Can you rewrite the records from the very first line through the line containing "chart-title-subscript: T xyxy=(913,96,929,126)", changing every "legend-entry" to "legend-item" and leaving everything else untouched?

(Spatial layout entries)
# # #

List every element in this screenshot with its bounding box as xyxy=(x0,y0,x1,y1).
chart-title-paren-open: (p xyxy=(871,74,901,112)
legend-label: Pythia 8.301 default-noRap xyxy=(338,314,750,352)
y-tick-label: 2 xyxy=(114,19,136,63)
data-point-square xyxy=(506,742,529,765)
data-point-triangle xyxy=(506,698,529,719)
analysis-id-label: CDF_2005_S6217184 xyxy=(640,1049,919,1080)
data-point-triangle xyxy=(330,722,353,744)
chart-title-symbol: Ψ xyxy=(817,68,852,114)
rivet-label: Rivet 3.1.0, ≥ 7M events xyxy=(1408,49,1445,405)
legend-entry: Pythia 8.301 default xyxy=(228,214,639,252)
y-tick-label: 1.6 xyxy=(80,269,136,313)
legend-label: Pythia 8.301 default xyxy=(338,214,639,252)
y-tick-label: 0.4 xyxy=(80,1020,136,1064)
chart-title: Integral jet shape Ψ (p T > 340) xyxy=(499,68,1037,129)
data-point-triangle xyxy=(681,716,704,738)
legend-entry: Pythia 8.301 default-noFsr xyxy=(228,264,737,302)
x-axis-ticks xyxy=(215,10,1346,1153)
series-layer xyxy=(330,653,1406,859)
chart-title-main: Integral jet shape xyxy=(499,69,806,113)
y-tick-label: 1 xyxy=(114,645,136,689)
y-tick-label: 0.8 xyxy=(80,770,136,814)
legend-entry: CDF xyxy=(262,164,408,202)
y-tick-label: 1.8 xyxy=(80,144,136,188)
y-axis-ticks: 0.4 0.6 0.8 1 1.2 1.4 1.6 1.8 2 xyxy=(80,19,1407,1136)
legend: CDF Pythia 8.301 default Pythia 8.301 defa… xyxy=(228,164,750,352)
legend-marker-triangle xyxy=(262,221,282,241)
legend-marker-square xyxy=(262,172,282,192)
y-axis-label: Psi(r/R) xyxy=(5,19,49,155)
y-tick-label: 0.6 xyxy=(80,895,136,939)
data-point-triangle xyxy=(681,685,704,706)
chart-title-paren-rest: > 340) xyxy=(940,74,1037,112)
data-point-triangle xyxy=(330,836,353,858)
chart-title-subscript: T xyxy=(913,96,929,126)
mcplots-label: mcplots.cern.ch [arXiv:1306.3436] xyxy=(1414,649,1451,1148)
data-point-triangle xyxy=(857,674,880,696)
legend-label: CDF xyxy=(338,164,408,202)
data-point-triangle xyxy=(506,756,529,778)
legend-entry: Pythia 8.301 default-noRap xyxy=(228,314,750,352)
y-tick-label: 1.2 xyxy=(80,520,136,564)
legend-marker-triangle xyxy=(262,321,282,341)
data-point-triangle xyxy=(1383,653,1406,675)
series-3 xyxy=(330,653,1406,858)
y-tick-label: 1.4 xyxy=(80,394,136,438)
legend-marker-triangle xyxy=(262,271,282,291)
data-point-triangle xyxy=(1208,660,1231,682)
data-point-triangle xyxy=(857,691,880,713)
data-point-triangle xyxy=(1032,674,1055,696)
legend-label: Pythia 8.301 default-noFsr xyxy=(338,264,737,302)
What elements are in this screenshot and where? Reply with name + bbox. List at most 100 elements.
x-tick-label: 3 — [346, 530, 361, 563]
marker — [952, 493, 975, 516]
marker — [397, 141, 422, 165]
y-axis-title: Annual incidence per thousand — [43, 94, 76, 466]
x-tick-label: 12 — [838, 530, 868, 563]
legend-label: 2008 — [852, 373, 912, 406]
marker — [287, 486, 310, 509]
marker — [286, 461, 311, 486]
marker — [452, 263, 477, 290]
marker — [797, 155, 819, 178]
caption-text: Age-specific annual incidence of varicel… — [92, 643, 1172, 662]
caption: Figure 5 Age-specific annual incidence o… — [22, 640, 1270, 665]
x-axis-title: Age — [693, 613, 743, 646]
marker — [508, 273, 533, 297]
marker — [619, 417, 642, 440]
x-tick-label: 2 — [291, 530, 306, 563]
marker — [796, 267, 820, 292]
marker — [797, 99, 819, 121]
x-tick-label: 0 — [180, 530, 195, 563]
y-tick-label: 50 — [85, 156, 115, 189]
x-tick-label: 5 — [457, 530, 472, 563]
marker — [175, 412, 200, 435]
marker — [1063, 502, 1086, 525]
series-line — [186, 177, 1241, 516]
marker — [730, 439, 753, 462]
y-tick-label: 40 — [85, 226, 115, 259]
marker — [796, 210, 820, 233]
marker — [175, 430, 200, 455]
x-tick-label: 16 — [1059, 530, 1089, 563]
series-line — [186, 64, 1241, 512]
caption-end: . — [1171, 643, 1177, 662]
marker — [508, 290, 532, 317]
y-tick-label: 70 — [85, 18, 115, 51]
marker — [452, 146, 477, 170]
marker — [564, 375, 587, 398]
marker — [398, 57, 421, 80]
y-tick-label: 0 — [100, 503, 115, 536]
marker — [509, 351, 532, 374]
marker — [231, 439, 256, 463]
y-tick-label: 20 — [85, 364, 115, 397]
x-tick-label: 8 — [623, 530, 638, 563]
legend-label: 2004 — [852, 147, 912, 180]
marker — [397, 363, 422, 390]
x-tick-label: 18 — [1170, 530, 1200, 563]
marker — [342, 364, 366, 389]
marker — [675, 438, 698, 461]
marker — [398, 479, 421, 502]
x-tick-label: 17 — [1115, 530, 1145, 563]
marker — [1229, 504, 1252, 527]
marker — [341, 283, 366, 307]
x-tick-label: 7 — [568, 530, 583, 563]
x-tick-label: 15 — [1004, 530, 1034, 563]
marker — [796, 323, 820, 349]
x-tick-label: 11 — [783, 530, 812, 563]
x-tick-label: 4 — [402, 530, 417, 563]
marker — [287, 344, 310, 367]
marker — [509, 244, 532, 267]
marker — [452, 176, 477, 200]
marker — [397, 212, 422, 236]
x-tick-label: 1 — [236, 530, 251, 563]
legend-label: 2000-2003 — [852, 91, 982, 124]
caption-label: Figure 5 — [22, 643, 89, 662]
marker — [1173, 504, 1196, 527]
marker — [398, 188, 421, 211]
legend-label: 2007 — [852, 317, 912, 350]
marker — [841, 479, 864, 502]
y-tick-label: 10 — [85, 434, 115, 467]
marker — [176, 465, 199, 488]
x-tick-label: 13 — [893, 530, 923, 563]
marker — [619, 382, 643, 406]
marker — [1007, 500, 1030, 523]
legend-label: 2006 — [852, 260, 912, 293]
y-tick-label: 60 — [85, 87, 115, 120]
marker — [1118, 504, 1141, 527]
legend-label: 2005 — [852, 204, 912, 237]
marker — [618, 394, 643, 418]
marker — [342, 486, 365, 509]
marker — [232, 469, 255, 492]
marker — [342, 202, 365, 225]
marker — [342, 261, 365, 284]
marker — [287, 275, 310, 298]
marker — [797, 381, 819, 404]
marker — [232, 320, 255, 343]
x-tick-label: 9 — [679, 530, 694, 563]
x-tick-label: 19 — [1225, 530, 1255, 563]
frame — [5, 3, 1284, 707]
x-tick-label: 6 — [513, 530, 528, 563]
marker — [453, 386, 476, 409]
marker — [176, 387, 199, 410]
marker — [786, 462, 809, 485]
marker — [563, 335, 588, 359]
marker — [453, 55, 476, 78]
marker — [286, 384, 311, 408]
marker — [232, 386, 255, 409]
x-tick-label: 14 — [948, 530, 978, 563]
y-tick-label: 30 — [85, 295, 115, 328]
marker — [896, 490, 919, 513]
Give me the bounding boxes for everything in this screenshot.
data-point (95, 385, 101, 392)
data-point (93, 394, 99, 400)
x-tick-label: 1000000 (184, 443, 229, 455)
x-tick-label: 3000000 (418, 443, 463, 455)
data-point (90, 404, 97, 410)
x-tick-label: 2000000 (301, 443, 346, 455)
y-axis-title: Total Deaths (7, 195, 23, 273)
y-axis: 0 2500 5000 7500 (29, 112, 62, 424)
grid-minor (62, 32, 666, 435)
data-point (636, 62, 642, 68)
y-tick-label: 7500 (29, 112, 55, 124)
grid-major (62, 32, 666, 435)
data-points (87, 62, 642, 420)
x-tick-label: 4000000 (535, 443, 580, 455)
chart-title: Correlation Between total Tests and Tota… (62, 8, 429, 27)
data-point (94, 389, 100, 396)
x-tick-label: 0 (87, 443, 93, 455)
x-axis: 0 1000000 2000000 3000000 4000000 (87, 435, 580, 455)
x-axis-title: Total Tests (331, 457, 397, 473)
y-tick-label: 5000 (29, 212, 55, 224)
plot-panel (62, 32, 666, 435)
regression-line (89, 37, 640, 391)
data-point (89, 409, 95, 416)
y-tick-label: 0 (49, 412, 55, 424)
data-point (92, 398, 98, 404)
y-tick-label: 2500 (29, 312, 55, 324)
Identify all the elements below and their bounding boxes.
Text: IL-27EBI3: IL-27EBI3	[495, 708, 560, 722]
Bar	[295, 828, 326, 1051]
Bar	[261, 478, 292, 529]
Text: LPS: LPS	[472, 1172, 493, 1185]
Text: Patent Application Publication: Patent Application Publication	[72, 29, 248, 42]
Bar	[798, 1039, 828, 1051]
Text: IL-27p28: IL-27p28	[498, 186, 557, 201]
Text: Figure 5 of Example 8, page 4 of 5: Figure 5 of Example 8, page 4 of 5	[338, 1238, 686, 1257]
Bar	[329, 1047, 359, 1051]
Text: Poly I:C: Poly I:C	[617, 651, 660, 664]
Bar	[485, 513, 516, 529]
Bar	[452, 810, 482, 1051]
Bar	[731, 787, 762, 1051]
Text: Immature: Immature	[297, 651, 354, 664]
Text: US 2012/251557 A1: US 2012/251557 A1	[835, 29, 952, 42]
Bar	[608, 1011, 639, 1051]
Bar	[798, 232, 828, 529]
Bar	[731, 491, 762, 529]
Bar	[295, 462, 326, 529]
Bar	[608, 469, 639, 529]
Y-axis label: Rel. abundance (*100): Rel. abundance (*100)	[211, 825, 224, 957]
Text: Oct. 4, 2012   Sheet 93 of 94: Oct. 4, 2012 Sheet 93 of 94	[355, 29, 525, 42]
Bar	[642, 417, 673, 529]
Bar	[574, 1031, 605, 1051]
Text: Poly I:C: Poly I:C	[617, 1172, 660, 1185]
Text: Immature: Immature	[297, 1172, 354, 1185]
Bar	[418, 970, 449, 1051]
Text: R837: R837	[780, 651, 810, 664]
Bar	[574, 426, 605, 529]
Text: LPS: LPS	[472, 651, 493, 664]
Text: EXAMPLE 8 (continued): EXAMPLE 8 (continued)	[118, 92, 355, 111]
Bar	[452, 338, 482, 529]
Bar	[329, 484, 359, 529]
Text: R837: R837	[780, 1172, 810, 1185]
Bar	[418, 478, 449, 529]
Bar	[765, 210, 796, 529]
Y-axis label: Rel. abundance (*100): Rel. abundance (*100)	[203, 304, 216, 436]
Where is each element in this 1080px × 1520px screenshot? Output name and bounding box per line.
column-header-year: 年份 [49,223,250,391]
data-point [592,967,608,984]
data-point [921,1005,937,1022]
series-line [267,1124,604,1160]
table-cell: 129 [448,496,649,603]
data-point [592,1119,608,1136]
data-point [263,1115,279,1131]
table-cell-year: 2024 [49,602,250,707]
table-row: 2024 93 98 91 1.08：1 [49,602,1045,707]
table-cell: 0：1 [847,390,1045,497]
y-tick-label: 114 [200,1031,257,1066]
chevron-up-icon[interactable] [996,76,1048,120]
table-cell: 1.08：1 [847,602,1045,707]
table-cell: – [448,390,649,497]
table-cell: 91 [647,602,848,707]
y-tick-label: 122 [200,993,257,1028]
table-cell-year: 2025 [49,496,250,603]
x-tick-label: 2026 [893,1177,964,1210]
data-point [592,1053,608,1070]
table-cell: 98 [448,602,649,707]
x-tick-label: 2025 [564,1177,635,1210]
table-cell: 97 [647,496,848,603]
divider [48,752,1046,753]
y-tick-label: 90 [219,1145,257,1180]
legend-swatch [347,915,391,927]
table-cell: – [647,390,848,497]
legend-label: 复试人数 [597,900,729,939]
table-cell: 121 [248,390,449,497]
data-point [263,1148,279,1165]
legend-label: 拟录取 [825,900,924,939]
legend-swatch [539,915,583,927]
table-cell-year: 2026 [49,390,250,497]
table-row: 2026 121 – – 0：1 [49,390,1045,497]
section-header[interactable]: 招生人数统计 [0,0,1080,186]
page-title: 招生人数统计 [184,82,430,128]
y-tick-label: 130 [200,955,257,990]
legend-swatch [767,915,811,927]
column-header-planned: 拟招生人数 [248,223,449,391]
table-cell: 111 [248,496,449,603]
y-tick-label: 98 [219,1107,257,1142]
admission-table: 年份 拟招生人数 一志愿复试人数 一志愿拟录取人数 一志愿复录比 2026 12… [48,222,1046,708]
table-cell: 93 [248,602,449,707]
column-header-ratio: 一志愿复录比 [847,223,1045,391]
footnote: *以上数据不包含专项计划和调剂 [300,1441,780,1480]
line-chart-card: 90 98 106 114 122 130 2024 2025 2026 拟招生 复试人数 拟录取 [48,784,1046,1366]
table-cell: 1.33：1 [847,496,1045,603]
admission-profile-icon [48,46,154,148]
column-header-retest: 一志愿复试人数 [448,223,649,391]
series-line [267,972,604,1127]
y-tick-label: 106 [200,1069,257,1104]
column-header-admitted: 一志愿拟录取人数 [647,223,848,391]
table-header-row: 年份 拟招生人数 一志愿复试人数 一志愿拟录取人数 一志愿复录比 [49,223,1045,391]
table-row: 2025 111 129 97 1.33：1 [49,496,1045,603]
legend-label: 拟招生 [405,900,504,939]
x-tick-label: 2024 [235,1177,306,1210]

# # #

FINAL ANSWER
List every element in this screenshot with its bounding box as xyxy=(x0,y0,x1,y1).
chart-title-paren-open: (p xyxy=(871,74,901,112)
legend-label: Pythia 8.301 default-noRap xyxy=(338,314,750,352)
y-tick-label: 2 xyxy=(114,19,136,63)
data-point-square xyxy=(506,742,529,765)
data-point-triangle xyxy=(506,698,529,719)
analysis-id-label: CDF_2005_S6217184 xyxy=(640,1049,919,1080)
data-point-triangle xyxy=(330,722,353,744)
chart-title-symbol: Ψ xyxy=(817,68,852,114)
rivet-label: Rivet 3.1.0, ≥ 7M events xyxy=(1408,49,1445,405)
legend-item: Pythia 8.301 default xyxy=(228,214,639,252)
y-tick-label: 1.6 xyxy=(80,269,136,313)
legend-label: Pythia 8.301 default xyxy=(338,214,639,252)
y-tick-label: 0.4 xyxy=(80,1020,136,1064)
chart-title: Integral jet shape Ψ (p T > 340) xyxy=(499,68,1037,129)
data-point-triangle xyxy=(681,716,704,738)
legend-item: Pythia 8.301 default-noFsr xyxy=(228,264,737,302)
x-axis-ticks xyxy=(215,10,1346,1153)
series-layer xyxy=(330,653,1406,859)
chart-title-main: Integral jet shape xyxy=(499,69,806,113)
y-tick-label: 1 xyxy=(114,645,136,689)
y-tick-label: 0.8 xyxy=(80,770,136,814)
legend-item: CDF xyxy=(262,164,408,202)
y-tick-label: 1.8 xyxy=(80,144,136,188)
y-axis-ticks: 0.4 0.6 0.8 1 1.2 1.4 1.6 1.8 2 xyxy=(80,19,1407,1136)
legend: CDF Pythia 8.301 default Pythia 8.301 defa… xyxy=(228,164,750,352)
legend-marker-triangle xyxy=(262,221,282,241)
legend-marker-square xyxy=(262,172,282,192)
y-axis-label: Psi(r/R) xyxy=(5,19,49,155)
y-tick-label: 0.6 xyxy=(80,895,136,939)
data-point-triangle xyxy=(681,685,704,706)
chart-title-paren-rest: > 340) xyxy=(940,74,1037,112)
data-point-triangle xyxy=(330,836,353,858)
chart-title-subscript: T xyxy=(913,96,929,126)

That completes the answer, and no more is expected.